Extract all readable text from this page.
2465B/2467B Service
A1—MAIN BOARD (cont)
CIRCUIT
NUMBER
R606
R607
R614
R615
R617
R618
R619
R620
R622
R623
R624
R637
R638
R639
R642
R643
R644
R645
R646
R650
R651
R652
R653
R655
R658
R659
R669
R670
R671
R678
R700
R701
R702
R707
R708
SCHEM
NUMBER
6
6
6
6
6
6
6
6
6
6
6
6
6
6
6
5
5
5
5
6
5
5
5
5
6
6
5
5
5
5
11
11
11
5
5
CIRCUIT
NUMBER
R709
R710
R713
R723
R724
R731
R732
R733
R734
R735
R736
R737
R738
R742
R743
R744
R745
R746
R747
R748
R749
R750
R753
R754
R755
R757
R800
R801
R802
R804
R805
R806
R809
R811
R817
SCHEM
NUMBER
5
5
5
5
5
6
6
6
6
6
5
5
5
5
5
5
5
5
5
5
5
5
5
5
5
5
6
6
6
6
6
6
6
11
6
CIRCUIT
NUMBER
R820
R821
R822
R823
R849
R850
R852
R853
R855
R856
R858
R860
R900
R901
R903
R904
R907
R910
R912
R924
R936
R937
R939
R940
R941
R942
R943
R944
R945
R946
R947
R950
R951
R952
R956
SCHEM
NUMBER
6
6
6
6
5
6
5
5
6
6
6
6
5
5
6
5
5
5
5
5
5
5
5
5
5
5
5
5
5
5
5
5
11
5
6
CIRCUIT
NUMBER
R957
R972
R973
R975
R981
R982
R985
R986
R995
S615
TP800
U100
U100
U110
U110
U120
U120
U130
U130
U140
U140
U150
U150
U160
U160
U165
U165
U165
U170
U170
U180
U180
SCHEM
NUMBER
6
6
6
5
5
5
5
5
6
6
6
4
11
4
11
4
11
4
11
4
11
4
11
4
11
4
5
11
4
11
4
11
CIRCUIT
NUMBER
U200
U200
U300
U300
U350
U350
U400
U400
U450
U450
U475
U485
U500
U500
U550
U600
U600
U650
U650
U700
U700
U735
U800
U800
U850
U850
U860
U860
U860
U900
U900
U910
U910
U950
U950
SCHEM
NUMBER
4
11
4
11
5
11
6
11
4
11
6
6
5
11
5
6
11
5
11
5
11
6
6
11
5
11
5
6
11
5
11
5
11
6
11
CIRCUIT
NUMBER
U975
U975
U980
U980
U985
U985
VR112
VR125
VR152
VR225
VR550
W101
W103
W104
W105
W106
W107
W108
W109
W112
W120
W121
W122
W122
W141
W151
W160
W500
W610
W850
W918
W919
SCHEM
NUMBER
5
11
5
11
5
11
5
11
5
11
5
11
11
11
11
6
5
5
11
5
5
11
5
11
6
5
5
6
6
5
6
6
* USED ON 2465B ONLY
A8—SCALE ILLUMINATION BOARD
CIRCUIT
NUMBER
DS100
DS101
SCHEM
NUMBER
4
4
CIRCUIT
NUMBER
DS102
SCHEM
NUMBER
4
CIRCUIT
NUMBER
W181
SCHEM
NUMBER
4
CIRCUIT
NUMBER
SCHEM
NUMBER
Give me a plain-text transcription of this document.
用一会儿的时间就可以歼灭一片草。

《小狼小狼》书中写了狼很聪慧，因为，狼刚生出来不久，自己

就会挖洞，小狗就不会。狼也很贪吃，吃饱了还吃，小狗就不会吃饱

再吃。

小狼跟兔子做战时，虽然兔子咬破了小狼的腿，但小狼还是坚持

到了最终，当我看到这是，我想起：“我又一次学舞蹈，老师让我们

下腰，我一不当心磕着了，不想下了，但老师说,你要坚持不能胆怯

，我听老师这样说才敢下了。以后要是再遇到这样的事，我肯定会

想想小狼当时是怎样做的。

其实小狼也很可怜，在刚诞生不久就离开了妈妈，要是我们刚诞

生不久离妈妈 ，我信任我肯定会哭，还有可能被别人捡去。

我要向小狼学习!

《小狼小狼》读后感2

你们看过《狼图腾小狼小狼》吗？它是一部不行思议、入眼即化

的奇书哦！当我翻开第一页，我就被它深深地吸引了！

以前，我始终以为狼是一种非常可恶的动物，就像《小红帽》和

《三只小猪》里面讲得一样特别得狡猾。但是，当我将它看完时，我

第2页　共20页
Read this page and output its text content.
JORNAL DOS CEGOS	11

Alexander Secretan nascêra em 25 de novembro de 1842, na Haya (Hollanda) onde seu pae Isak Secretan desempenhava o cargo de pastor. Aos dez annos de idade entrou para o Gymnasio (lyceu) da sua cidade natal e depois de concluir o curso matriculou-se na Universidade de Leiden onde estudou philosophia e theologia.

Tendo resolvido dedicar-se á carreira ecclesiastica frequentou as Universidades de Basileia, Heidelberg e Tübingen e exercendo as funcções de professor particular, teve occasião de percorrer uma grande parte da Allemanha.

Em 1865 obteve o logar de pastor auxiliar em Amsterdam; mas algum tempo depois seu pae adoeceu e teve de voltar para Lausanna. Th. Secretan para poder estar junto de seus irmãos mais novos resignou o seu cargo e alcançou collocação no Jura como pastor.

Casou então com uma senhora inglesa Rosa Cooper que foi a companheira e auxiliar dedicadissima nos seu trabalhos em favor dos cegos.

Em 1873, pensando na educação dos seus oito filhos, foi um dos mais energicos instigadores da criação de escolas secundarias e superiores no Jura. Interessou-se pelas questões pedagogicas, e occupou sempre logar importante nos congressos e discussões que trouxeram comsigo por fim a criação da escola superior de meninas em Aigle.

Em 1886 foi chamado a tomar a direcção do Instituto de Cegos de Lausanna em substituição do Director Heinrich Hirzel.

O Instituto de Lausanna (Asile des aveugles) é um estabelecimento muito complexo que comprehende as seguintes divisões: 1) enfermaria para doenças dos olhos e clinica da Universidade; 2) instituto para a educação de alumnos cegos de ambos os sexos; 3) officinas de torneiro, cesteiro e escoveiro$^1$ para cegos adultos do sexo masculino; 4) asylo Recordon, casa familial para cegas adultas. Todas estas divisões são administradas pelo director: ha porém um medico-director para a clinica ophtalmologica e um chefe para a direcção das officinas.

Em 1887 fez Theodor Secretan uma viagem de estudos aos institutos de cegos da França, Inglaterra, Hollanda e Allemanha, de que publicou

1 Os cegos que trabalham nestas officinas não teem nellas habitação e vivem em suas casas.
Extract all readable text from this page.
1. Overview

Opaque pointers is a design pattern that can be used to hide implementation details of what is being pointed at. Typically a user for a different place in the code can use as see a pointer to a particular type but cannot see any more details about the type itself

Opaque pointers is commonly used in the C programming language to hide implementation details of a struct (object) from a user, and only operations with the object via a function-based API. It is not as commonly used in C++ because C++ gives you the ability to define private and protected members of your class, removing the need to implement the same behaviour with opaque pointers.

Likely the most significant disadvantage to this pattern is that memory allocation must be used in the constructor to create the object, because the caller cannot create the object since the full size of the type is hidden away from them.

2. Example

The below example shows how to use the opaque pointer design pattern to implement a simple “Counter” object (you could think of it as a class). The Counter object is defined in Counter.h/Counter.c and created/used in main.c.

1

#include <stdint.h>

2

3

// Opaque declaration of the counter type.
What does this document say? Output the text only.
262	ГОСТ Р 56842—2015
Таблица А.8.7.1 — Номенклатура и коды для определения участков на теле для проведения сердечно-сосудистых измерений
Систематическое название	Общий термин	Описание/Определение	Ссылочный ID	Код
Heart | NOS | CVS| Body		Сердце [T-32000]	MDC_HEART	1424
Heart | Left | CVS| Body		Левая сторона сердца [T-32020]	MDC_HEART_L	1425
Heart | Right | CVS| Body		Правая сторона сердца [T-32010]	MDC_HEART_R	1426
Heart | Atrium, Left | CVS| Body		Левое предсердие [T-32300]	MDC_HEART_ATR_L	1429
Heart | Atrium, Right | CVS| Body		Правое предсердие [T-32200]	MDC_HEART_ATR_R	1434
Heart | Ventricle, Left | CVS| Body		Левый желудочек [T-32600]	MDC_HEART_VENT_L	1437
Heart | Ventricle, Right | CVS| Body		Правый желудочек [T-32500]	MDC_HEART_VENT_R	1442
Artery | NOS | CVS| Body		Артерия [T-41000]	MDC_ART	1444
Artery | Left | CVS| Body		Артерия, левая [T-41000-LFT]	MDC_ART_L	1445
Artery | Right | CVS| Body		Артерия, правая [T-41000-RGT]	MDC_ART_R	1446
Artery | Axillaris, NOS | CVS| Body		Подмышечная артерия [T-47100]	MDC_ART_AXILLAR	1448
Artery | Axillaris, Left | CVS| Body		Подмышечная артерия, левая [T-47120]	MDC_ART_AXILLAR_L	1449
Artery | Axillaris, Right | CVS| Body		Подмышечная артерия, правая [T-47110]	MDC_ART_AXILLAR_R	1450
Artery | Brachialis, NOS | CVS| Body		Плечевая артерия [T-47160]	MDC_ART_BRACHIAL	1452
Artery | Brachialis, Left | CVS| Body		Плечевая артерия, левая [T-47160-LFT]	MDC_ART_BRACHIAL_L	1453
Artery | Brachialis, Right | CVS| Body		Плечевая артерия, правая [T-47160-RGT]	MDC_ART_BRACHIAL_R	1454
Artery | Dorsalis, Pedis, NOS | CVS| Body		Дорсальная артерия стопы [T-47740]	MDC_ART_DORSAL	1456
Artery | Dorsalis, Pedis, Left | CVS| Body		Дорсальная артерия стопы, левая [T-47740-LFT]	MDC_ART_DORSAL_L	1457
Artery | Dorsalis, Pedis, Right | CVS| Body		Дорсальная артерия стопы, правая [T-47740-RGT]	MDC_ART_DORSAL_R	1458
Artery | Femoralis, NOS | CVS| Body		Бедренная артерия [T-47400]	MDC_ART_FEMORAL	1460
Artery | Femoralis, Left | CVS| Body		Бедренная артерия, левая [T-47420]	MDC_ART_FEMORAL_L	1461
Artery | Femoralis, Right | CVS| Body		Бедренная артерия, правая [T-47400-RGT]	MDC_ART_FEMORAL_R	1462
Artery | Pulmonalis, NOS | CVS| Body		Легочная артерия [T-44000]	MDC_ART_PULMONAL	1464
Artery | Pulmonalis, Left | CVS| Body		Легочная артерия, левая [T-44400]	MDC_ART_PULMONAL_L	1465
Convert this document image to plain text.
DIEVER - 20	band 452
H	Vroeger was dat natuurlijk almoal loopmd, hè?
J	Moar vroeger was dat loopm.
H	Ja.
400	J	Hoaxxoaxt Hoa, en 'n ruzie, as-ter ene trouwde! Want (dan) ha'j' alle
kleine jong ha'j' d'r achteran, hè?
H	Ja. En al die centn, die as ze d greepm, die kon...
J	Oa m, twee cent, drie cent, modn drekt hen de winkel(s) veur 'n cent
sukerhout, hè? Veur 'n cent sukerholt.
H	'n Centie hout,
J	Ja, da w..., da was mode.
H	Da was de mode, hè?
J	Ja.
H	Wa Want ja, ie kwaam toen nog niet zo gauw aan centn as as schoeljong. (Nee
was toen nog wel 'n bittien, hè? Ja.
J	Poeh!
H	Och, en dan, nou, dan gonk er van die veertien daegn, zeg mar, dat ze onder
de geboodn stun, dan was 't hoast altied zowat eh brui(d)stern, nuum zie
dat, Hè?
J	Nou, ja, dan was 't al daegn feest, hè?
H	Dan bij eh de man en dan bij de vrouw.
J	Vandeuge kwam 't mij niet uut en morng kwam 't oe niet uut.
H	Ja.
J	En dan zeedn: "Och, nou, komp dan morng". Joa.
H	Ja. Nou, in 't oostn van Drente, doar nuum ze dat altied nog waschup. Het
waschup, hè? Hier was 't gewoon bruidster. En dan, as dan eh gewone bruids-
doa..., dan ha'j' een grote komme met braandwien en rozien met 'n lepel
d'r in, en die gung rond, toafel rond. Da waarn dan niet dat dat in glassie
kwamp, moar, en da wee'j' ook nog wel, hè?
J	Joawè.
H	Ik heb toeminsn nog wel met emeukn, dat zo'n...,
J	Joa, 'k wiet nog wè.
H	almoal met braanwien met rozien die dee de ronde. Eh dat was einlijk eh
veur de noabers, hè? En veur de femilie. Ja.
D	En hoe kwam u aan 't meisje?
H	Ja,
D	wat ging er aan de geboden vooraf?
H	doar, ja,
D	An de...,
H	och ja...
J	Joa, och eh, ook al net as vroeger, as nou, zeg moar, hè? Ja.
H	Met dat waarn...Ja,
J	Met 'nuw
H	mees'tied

_SHORT TASK_
Report back each line of the entries that holds the string "user".

_ANSWER TO THIS TASK_
Opaque pointers is a design pattern that can be used to hide implementation details of what is being pointed at. Typically a user for a different place in the code can use as see a pointer to a particular type but cannot see any more details about the type itself
Opaque pointers is commonly used in the C programming language to hide implementation details of a struct (object) from a user, and only operations with the object via a function-based API. It is not as commonly used in C++ because C++ gives you the ability to define private and protected members of your class, removing the need to implement the same behaviour with opaque pointers.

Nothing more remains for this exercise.